**PROMPT:** List every line in this data where the string "parades" occurs.

Items from a data source:
+ + + +

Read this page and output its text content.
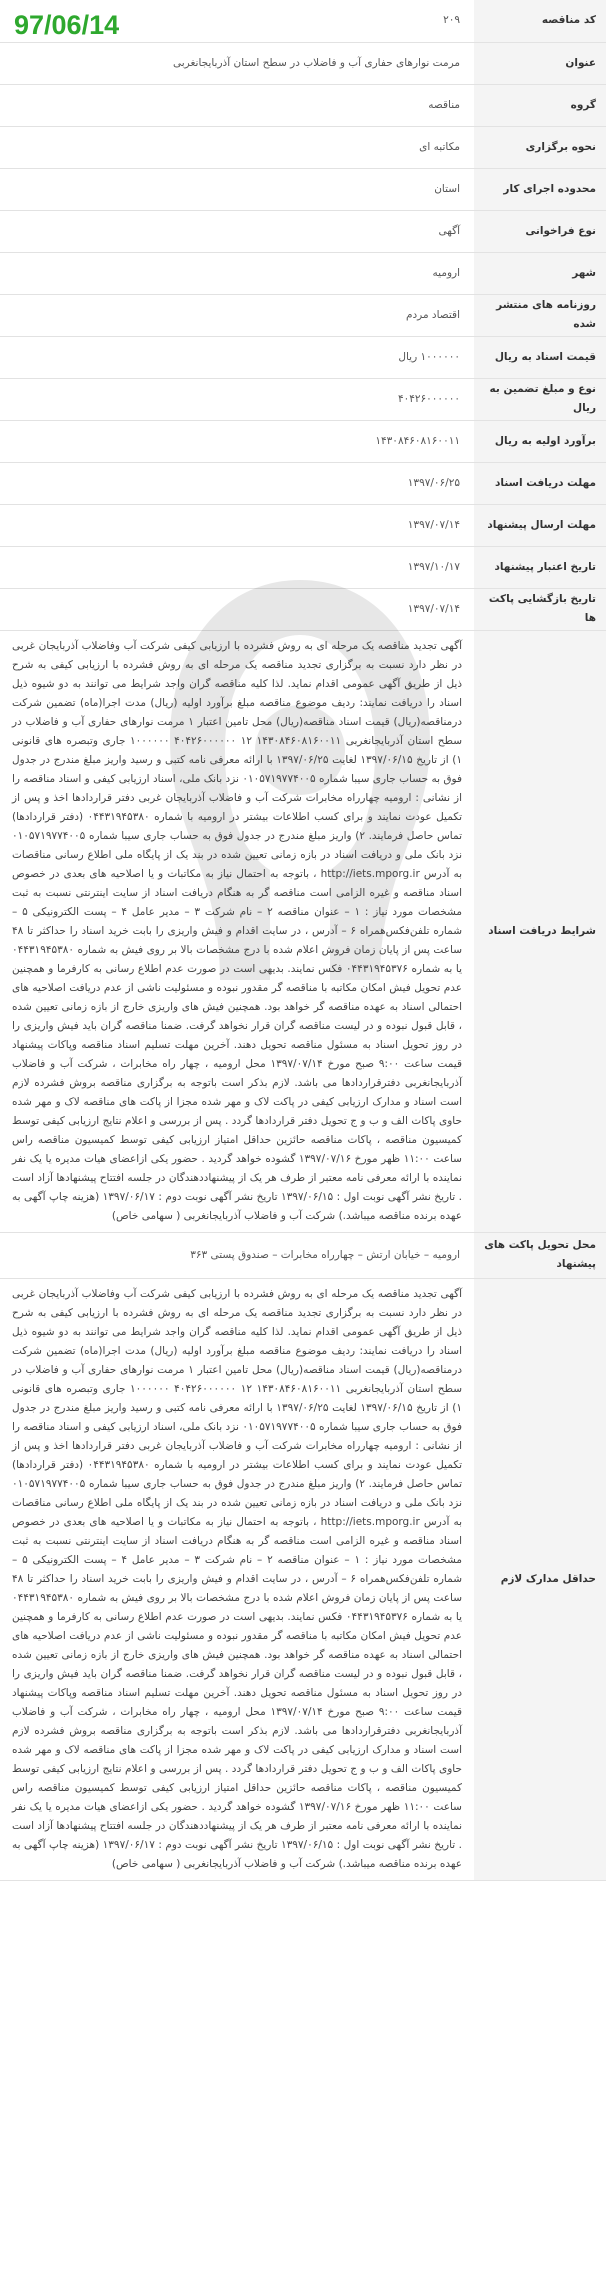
97/06/14	کد مناقصه	۲۰۹
عنوان	مرمت نوارهای حفاری آب و فاضلاب در سطح استان آذربایجانغربی
گروه	مناقصه
نحوه برگزاری	مکاتبه ای
محدوده اجرای کار	استان
نوع فراخوانی	آگهی
شهر	ارومیه
روزنامه های منتشر شده	اقتصاد مردم
قیمت اسناد به ریال	۱۰۰۰۰۰۰ ریال
نوع و مبلغ تضمین به ریال	۴۰۴۲۶۰۰۰۰۰۰
برآورد اولیه به ریال	۱۴۳۰۸۴۶۰۸۱۶۰۰۱۱
مهلت دریافت اسناد	۱۳۹۷/۰۶/۲۵
مهلت ارسال پیشنهاد	۱۳۹۷/۰۷/۱۴
تاریخ اعتبار پیشنهاد	۱۳۹۷/۱۰/۱۷
تاریخ بازگشایی پاکت ها	۱۳۹۷/۰۷/۱۴
شرایط دریافت اسناد	آگهی تجدید مناقصه یک مرحله ای به روش فشرده با ارزیابی کیفی شرکت آب وفاضلاب آذربایجان غربی در نظر دارد نسبت به برگزاری تجدید مناقصه یک مرحله ای به روش فشرده با ارزیابی کیفی به شرح ذیل از طریق آگهی عمومی اقدام نماید. لذا کلیه مناقصه گران واجد شرایط می توانند به دو شیوه ذیل اسناد را دریافت نمایند: ردیف موضوع مناقصه مبلغ برآورد اولیه (ریال) مدت اجرا(ماه) تضمین شرکت درمناقصه(ریال) قیمت اسناد مناقصه(ریال) محل تامین اعتبار ۱ مرمت نوارهای حفاری آب و فاضلاب در سطح استان آذربایجانغربی ۱۴۳۰۸۴۶۰۸۱۶۰۰۱۱ ۱۲ ۴۰۴۲۶۰۰۰۰۰۰ ۱۰۰۰۰۰۰ جاری وتبصره های قانونی ۱) از تاریخ ۱۳۹۷/۰۶/۱۵ لغایت ۱۳۹۷/۰۶/۲۵ با ارائه معرفی نامه کتبی و رسید واریز مبلغ مندرج در جدول فوق به حساب جاری سیبا شماره ۰۱۰۵۷۱۹۷۷۴۰۰۵ نزد بانک ملی، اسناد ارزیابی کیفی و اسناد مناقصه را از نشانی : ارومیه چهارراه مخابرات شرکت آب و فاضلاب آذربایجان غربی دفتر قراردادها اخذ و پس از تکمیل عودت نمایند و برای کسب اطلاعات بیشتر در ارومیه با شماره ۰۴۴۳۱۹۴۵۳۸۰ (دفتر قراردادها) تماس حاصل فرمایند. ۲) واریز مبلغ مندرج در جدول فوق به حساب جاری سیبا شماره ۰۱۰۵۷۱۹۷۷۴۰۰۵ نزد بانک ملی و دریافت اسناد در بازه زمانی تعیین شده در بند یک از پایگاه ملی اطلاع رسانی مناقصات به آدرس http://iets.mporg.ir ، باتوجه به احتمال نیاز به مکاتبات و یا اصلاحیه های بعدی در خصوص اسناد مناقصه و غیره الزامی است مناقصه گر به هنگام دریافت اسناد از سایت اینترنتی نسبت به ثبت مشخصات مورد نیاز : ۱ – عنوان مناقصه ۲ – نام شرکت ۳ – مدیر عامل ۴ – پست الکترونیکی ۵ – شماره تلفن‌فکس‌همراه ۶ – آدرس ، در سایت اقدام و فیش واریزی را بابت خرید اسناد را حداکثر تا ۴۸ ساعت پس از پایان زمان فروش اعلام شده با درج مشخصات بالا بر روی فیش به شماره ۰۴۴۳۱۹۴۵۳۸۰ یا به شماره ۰۴۴۳۱۹۴۵۳۷۶ فکس نمایند. بدیهی است در صورت عدم اطلاع رسانی به کارفرما و همچنین عدم تحویل فیش امکان مکاتبه با مناقصه گر مقدور نبوده و مسئولیت ناشی از عدم دریافت اصلاحیه های احتمالی اسناد به عهده مناقصه گر خواهد بود. همچنین فیش های واریزی خارج از بازه زمانی تعیین شده ، قابل قبول نبوده و در لیست مناقصه گران قرار نخواهد گرفت. ضمنا مناقصه گران باید فیش واریزی را در روز تحویل اسناد به مسئول مناقصه تحویل دهند. آخرین مهلت تسلیم اسناد مناقصه وپاکات پیشنهاد قیمت ساعت ۹:۰۰ صبح مورخ ۱۳۹۷/۰۷/۱۴ محل ارومیه ، چهار راه مخابرات ، شرکت آب و فاضلاب آذربایجانغربی دفترقراردادها می باشد. لازم بذکر است باتوجه به برگزاری مناقصه بروش فشرده لازم است اسناد و مدارک ارزیابی کیفی در پاکت لاک و مهر شده مجزا از پاکت های مناقصه لاک و مهر شده حاوی پاکات الف و ب و ج تحویل دفتر قراردادها گردد . پس از بررسی و اعلام نتایج ارزیابی کیفی توسط کمیسیون مناقصه ، پاکات مناقصه حائزین حداقل امتیاز ارزیابی کیفی توسط کمیسیون مناقصه راس ساعت ۱۱:۰۰ ظهر مورخ ۱۳۹۷/۰۷/۱۶ گشوده خواهد گردید . حضور یکی ازاعضای هیات مدیره یا یک نفر نماینده با ارائه معرفی نامه معتبر از طرف هر یک از پیشنهاددهندگان در جلسه افتتاح پیشنهادها آزاد است . تاریخ نشر آگهی نوبت اول : ۱۳۹۷/۰۶/۱۵ تاریخ نشر آگهی نوبت دوم : ۱۳۹۷/۰۶/۱۷ (هزینه چاپ آگهی به عهده برنده مناقصه میباشد.) شرکت آب و فاضلاب آذربایجانغربی ( سهامی خاص)

محل تحویل پاکت های پیشنهاد	ارومیه – خیابان ارتش – چهارراه مخابرات – صندوق پستی ۳۶۳
حداقل مدارک لازم	آگهی تجدید مناقصه یک مرحله ای به روش فشرده با ارزیابی کیفی شرکت آب وفاضلاب آذربایجان غربی در نظر دارد نسبت به برگزاری تجدید مناقصه یک مرحله ای به روش فشرده با ارزیابی کیفی به شرح ذیل از طریق آگهی عمومی اقدام نماید. لذا کلیه مناقصه گران واجد شرایط می توانند به دو شیوه ذیل اسناد را دریافت نمایند: ردیف موضوع مناقصه مبلغ برآورد اولیه (ریال) مدت اجرا(ماه) تضمین شرکت درمناقصه(ریال) قیمت اسناد مناقصه(ریال) محل تامین اعتبار ۱ مرمت نوارهای حفاری آب و فاضلاب در سطح استان آذربایجانغربی ۱۴۳۰۸۴۶۰۸۱۶۰۰۱۱ ۱۲ ۴۰۴۲۶۰۰۰۰۰۰ ۱۰۰۰۰۰۰ جاری وتبصره های قانونی ۱) از تاریخ ۱۳۹۷/۰۶/۱۵ لغایت ۱۳۹۷/۰۶/۲۵ با ارائه معرفی نامه کتبی و رسید واریز مبلغ مندرج در جدول فوق به حساب جاری سیبا شماره ۰۱۰۵۷۱۹۷۷۴۰۰۵ نزد بانک ملی، اسناد ارزیابی کیفی و اسناد مناقصه را از نشانی : ارومیه چهارراه مخابرات شرکت آب و فاضلاب آذربایجان غربی دفتر قراردادها اخذ و پس از تکمیل عودت نمایند و برای کسب اطلاعات بیشتر در ارومیه با شماره ۰۴۴۳۱۹۴۵۳۸۰ (دفتر قراردادها) تماس حاصل فرمایند. ۲) واریز مبلغ مندرج در جدول فوق به حساب جاری سیبا شماره ۰۱۰۵۷۱۹۷۷۴۰۰۵ نزد بانک ملی و دریافت اسناد در بازه زمانی تعیین شده در بند یک از پایگاه ملی اطلاع رسانی مناقصات به آدرس http://iets.mporg.ir ، باتوجه به احتمال نیاز به مکاتبات و یا اصلاحیه های بعدی در خصوص اسناد مناقصه و غیره الزامی است مناقصه گر به هنگام دریافت اسناد از سایت اینترنتی نسبت به ثبت مشخصات مورد نیاز : ۱ – عنوان مناقصه ۲ – نام شرکت ۳ – مدیر عامل ۴ – پست الکترونیکی ۵ – شماره تلفن‌فکس‌همراه ۶ – آدرس ، در سایت اقدام و فیش واریزی را بابت خرید اسناد را حداکثر تا ۴۸ ساعت پس از پایان زمان فروش اعلام شده با درج مشخصات بالا بر روی فیش به شماره ۰۴۴۳۱۹۴۵۳۸۰ یا به شماره ۰۴۴۳۱۹۴۵۳۷۶ فکس نمایند. بدیهی است در صورت عدم اطلاع رسانی به کارفرما و همچنین عدم تحویل فیش امکان مکاتبه با مناقصه گر مقدور نبوده و مسئولیت ناشی از عدم دریافت اصلاحیه های احتمالی اسناد به عهده مناقصه گر خواهد بود. همچنین فیش های واریزی خارج از بازه زمانی تعیین شده ، قابل قبول نبوده و در لیست مناقصه گران قرار نخواهد گرفت. ضمنا مناقصه گران باید فیش واریزی را در روز تحویل اسناد به مسئول مناقصه تحویل دهند. آخرین مهلت تسلیم اسناد مناقصه وپاکات پیشنهاد قیمت ساعت ۹:۰۰ صبح مورخ ۱۳۹۷/۰۷/۱۴ محل ارومیه ، چهار راه مخابرات ، شرکت آب و فاضلاب آذربایجانغربی دفترقراردادها می باشد. لازم بذکر است باتوجه به برگزاری مناقصه بروش فشرده لازم است اسناد و مدارک ارزیابی کیفی در پاکت لاک و مهر شده مجزا از پاکت های مناقصه لاک و مهر شده حاوی پاکات الف و ب و ج تحویل دفتر قراردادها گردد . پس از بررسی و اعلام نتایج ارزیابی کیفی توسط کمیسیون مناقصه ، پاکات مناقصه حائزین حداقل امتیاز ارزیابی کیفی توسط کمیسیون مناقصه راس ساعت ۱۱:۰۰ ظهر مورخ ۱۳۹۷/۰۷/۱۶ گشوده خواهد گردید . حضور یکی ازاعضای هیات مدیره یا یک نفر نماینده با ارائه معرفی نامه معتبر از طرف هر یک از پیشنهاددهندگان در جلسه افتتاح پیشنهادها آزاد است . تاریخ نشر آگهی نوبت اول : ۱۳۹۷/۰۶/۱۵ تاریخ نشر آگهی نوبت دوم : ۱۳۹۷/۰۶/۱۷ (هزینه چاپ آگهی به عهده برنده مناقصه میباشد.) شرکت آب و فاضلاب آذربایجانغربی ( سهامی خاص)
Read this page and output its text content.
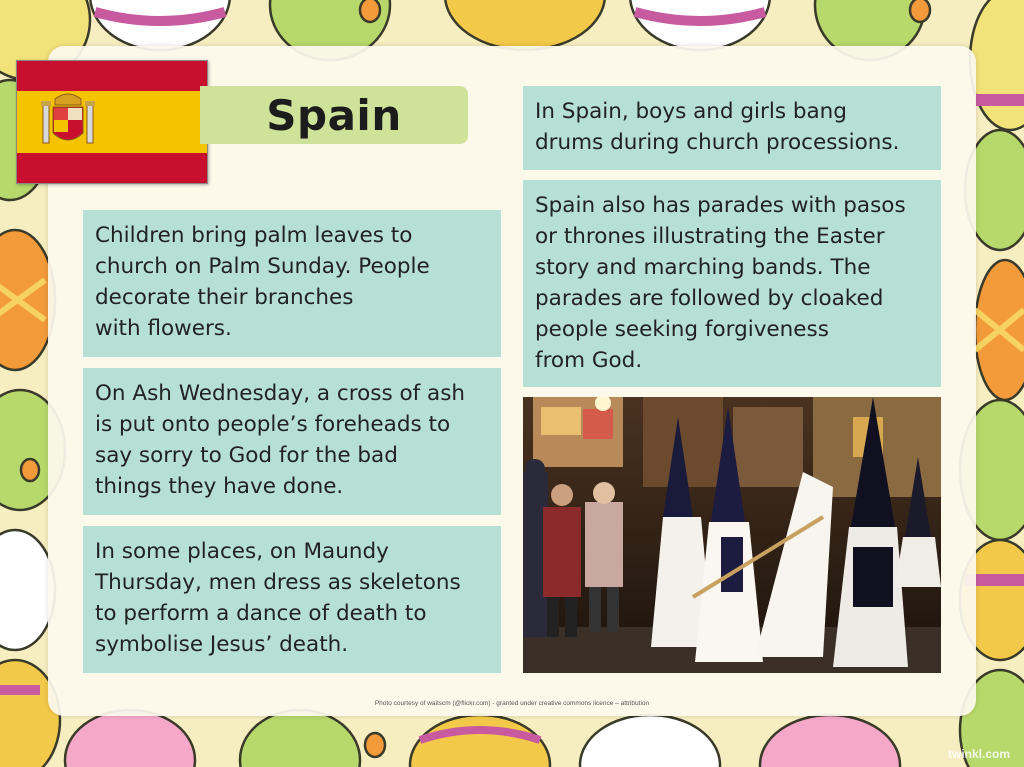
Spain
Children bring palm leaves to
church on Palm Sunday. People
decorate their branches
with flowers.
On Ash Wednesday, a cross of ash
is put onto people’s foreheads to
say sorry to God for the bad
things they have done.
In some places, on Maundy
Thursday, men dress as skeletons
to perform a dance of death to
symbolise Jesus’ death.
In Spain, boys and girls bang
drums during church processions.
Spain also has parades with pasos
or thrones illustrating the Easter
story and marching bands. The
parades are followed by cloaked
people seeking forgiveness
from God.
Photo courtesy of waitscm (@flickr.com) - granted under creative commons licence – attribution
twinkl.com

+ + + +

**RESULT OF THIS EXERCISE:**
Spain also has parades with pasos
parades are followed by cloaked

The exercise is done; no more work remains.